**Stated exercise:** Can all of these lines be returned exactly?

------ Record extracts ------

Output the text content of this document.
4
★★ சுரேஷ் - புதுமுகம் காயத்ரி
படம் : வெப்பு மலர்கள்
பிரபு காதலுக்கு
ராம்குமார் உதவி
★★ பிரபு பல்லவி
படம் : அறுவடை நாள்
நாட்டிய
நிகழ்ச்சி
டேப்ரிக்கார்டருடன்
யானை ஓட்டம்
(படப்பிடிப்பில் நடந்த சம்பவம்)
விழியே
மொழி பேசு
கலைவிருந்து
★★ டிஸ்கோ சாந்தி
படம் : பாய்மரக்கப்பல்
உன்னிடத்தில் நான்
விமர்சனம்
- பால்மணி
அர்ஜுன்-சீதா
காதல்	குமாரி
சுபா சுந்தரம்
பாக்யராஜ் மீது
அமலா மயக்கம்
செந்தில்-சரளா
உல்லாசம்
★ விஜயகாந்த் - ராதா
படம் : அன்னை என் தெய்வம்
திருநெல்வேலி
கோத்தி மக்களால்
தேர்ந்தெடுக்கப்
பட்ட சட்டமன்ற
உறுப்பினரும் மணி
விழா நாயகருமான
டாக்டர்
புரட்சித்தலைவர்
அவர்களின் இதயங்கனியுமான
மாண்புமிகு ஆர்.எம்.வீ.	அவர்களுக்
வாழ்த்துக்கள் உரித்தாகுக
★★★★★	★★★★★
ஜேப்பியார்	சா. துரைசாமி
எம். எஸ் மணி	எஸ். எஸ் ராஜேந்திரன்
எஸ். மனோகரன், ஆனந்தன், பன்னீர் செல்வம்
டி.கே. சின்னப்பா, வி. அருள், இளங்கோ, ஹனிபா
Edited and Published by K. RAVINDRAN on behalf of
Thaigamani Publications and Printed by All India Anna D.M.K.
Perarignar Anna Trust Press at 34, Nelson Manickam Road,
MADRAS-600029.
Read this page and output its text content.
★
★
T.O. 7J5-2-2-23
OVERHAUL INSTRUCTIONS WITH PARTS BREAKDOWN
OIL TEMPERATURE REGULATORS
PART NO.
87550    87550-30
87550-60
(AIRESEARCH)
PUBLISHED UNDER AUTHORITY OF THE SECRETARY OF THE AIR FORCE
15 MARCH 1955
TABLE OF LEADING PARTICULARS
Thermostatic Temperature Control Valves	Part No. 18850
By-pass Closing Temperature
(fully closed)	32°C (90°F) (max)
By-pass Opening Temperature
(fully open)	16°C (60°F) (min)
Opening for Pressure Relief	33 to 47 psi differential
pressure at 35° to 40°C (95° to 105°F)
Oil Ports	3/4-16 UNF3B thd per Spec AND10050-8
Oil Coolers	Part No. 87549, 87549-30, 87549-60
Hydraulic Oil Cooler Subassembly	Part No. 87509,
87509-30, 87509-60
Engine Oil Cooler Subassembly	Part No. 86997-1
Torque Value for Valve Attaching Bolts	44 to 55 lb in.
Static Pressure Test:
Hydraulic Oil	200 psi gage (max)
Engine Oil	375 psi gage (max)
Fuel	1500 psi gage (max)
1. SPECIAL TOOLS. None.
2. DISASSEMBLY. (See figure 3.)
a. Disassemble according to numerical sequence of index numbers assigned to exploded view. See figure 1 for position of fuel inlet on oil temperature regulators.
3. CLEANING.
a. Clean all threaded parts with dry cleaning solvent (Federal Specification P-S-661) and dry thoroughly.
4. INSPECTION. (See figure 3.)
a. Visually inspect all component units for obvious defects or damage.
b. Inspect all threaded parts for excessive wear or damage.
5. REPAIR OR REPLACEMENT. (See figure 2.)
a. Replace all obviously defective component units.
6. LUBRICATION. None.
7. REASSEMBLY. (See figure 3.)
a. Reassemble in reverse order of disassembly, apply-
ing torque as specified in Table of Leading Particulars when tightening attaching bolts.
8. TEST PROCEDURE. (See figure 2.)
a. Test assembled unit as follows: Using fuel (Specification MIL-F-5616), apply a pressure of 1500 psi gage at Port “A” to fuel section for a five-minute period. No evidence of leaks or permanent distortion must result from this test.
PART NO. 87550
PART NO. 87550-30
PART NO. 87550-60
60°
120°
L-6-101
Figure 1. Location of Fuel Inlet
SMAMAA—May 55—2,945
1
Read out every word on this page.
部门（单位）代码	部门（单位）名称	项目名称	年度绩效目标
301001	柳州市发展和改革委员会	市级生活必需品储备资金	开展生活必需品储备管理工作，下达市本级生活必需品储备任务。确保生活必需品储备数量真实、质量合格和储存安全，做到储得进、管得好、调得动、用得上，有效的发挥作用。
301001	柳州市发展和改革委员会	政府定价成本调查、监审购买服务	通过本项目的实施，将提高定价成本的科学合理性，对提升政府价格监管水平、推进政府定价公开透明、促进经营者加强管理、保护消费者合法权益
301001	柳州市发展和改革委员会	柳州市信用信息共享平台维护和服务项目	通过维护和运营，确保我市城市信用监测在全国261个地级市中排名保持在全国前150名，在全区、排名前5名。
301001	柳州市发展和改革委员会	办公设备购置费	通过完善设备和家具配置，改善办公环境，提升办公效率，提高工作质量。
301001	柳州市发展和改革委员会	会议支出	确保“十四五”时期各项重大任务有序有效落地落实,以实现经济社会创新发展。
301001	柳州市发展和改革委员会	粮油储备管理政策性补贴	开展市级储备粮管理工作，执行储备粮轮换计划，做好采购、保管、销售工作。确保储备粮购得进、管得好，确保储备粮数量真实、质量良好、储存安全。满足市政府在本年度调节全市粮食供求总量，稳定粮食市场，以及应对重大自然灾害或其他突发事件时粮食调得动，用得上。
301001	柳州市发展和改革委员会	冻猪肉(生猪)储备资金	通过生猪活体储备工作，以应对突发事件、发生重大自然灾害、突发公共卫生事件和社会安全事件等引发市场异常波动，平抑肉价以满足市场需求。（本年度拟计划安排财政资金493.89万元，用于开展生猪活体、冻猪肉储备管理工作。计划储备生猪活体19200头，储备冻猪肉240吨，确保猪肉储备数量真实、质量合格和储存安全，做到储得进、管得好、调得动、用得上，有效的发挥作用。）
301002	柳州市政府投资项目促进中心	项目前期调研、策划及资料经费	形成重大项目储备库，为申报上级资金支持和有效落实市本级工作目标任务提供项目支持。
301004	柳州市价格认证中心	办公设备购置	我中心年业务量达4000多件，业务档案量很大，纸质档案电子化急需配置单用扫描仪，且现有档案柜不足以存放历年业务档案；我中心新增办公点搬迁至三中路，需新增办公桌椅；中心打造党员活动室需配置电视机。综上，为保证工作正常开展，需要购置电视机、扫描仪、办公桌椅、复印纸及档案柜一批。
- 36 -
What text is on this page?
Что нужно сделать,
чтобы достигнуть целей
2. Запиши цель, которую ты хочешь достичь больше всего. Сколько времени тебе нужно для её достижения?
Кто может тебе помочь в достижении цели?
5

------

**Result below:**
Output the text content of this document.
4
★★ சுரேஷ் - புதுமுகம் காயத்ரி
படம் : வெப்பு மலர்கள்
பிரபு காதலுக்கு
ராம்குமார் உதவி
★★ பிரபு பல்லவி
படம் : அறுவடை நாள்
நாட்டிய
நிகழ்ச்சி
டேப்ரிக்கார்டருடன்
யானை ஓட்டம்
(படப்பிடிப்பில் நடந்த சம்பவம்)
விழியே
மொழி பேசு
கலைவிருந்து
★★ டிஸ்கோ சாந்தி
படம் : பாய்மரக்கப்பல்
உன்னிடத்தில் நான்
விமர்சனம்
- பால்மணி
அர்ஜுன்-சீதா
காதல்	குமாரி
சுபா சுந்தரம்
பாக்யராஜ் மீது
அமலா மயக்கம்
செந்தில்-சரளா
உல்லாசம்
★ விஜயகாந்த் - ராதா
படம் : அன்னை என் தெய்வம்
திருநெல்வேலி
கோத்தி மக்களால்
தேர்ந்தெடுக்கப்
பட்ட சட்டமன்ற
உறுப்பினரும் மணி
விழா நாயகருமான
டாக்டர்
புரட்சித்தலைவர்
அவர்களின் இதயங்கனியுமான
மாண்புமிகு ஆர்.எம்.வீ.	அவர்களுக்
வாழ்த்துக்கள் உரித்தாகுக
★★★★★	★★★★★
ஜேப்பியார்	சா. துரைசாமி
எம். எஸ் மணி	எஸ். எஸ் ராஜேந்திரன்
எஸ். மனோகரன், ஆனந்தன், பன்னீர் செல்வம்
டி.கே. சின்னப்பா, வி. அருள், இளங்கோ, ஹனிபா
Edited and Published by K. RAVINDRAN on behalf of
Thaigamani Publications and Printed by All India Anna D.M.K.
Perarignar Anna Trust Press at 34, Nelson Manickam Road,
MADRAS-600029.
Read this page and output its text content.
★
★
T.O. 7J5-2-2-23
OVERHAUL INSTRUCTIONS WITH PARTS BREAKDOWN
OIL TEMPERATURE REGULATORS
PART NO.
87550    87550-30
87550-60
(AIRESEARCH)
PUBLISHED UNDER AUTHORITY OF THE SECRETARY OF THE AIR FORCE
15 MARCH 1955
TABLE OF LEADING PARTICULARS
Thermostatic Temperature Control Valves	Part No. 18850
By-pass Closing Temperature
(fully closed)	32°C (90°F) (max)
By-pass Opening Temperature
(fully open)	16°C (60°F) (min)
Opening for Pressure Relief	33 to 47 psi differential
pressure at 35° to 40°C (95° to 105°F)
Oil Ports	3/4-16 UNF3B thd per Spec AND10050-8
Oil Coolers	Part No. 87549, 87549-30, 87549-60
Hydraulic Oil Cooler Subassembly	Part No. 87509,
87509-30, 87509-60
Engine Oil Cooler Subassembly	Part No. 86997-1
Torque Value for Valve Attaching Bolts	44 to 55 lb in.
Static Pressure Test:
Hydraulic Oil	200 psi gage (max)
Engine Oil	375 psi gage (max)
Fuel	1500 psi gage (max)
1. SPECIAL TOOLS. None.
2. DISASSEMBLY. (See figure 3.)
a. Disassemble according to numerical sequence of index numbers assigned to exploded view. See figure 1 for position of fuel inlet on oil temperature regulators.
3. CLEANING.
a. Clean all threaded parts with dry cleaning solvent (Federal Specification P-S-661) and dry thoroughly.
4. INSPECTION. (See figure 3.)
a. Visually inspect all component units for obvious defects or damage.
b. Inspect all threaded parts for excessive wear or damage.
5. REPAIR OR REPLACEMENT. (See figure 2.)
a. Replace all obviously defective component units.
6. LUBRICATION. None.
7. REASSEMBLY. (See figure 3.)
a. Reassemble in reverse order of disassembly, apply-
ing torque as specified in Table of Leading Particulars when tightening attaching bolts.
8. TEST PROCEDURE. (See figure 2.)
a. Test assembled unit as follows: Using fuel (Specification MIL-F-5616), apply a pressure of 1500 psi gage at Port “A” to fuel section for a five-minute period. No evidence of leaks or permanent distortion must result from this test.
PART NO. 87550
PART NO. 87550-30
PART NO. 87550-60
60°
120°
L-6-101
Figure 1. Location of Fuel Inlet
SMAMAA—May 55—2,945
1
Read out every word on this page.
部门（单位）代码	部门（单位）名称	项目名称	年度绩效目标
301001	柳州市发展和改革委员会	市级生活必需品储备资金	开展生活必需品储备管理工作，下达市本级生活必需品储备任务。确保生活必需品储备数量真实、质量合格和储存安全，做到储得进、管得好、调得动、用得上，有效的发挥作用。
301001	柳州市发展和改革委员会	政府定价成本调查、监审购买服务	通过本项目的实施，将提高定价成本的科学合理性，对提升政府价格监管水平、推进政府定价公开透明、促进经营者加强管理、保护消费者合法权益
301001	柳州市发展和改革委员会	柳州市信用信息共享平台维护和服务项目	通过维护和运营，确保我市城市信用监测在全国261个地级市中排名保持在全国前150名，在全区、排名前5名。
301001	柳州市发展和改革委员会	办公设备购置费	通过完善设备和家具配置，改善办公环境，提升办公效率，提高工作质量。
301001	柳州市发展和改革委员会	会议支出	确保“十四五”时期各项重大任务有序有效落地落实,以实现经济社会创新发展。
301001	柳州市发展和改革委员会	粮油储备管理政策性补贴	开展市级储备粮管理工作，执行储备粮轮换计划，做好采购、保管、销售工作。确保储备粮购得进、管得好，确保储备粮数量真实、质量良好、储存安全。满足市政府在本年度调节全市粮食供求总量，稳定粮食市场，以及应对重大自然灾害或其他突发事件时粮食调得动，用得上。
301001	柳州市发展和改革委员会	冻猪肉(生猪)储备资金	通过生猪活体储备工作，以应对突发事件、发生重大自然灾害、突发公共卫生事件和社会安全事件等引发市场异常波动，平抑肉价以满足市场需求。（本年度拟计划安排财政资金493.89万元，用于开展生猪活体、冻猪肉储备管理工作。计划储备生猪活体19200头，储备冻猪肉240吨，确保猪肉储备数量真实、质量合格和储存安全，做到储得进、管得好、调得动、用得上，有效的发挥作用。）
301002	柳州市政府投资项目促进中心	项目前期调研、策划及资料经费	形成重大项目储备库，为申报上级资金支持和有效落实市本级工作目标任务提供项目支持。
301004	柳州市价格认证中心	办公设备购置	我中心年业务量达4000多件，业务档案量很大，纸质档案电子化急需配置单用扫描仪，且现有档案柜不足以存放历年业务档案；我中心新增办公点搬迁至三中路，需新增办公桌椅；中心打造党员活动室需配置电视机。综上，为保证工作正常开展，需要购置电视机、扫描仪、办公桌椅、复印纸及档案柜一批。
- 36 -
What text is on this page?
Что нужно сделать,
чтобы достигнуть целей
2. Запиши цель, которую ты хочешь достичь больше всего. Сколько времени тебе нужно для её достижения?
Кто может тебе помочь в достижении цели?
5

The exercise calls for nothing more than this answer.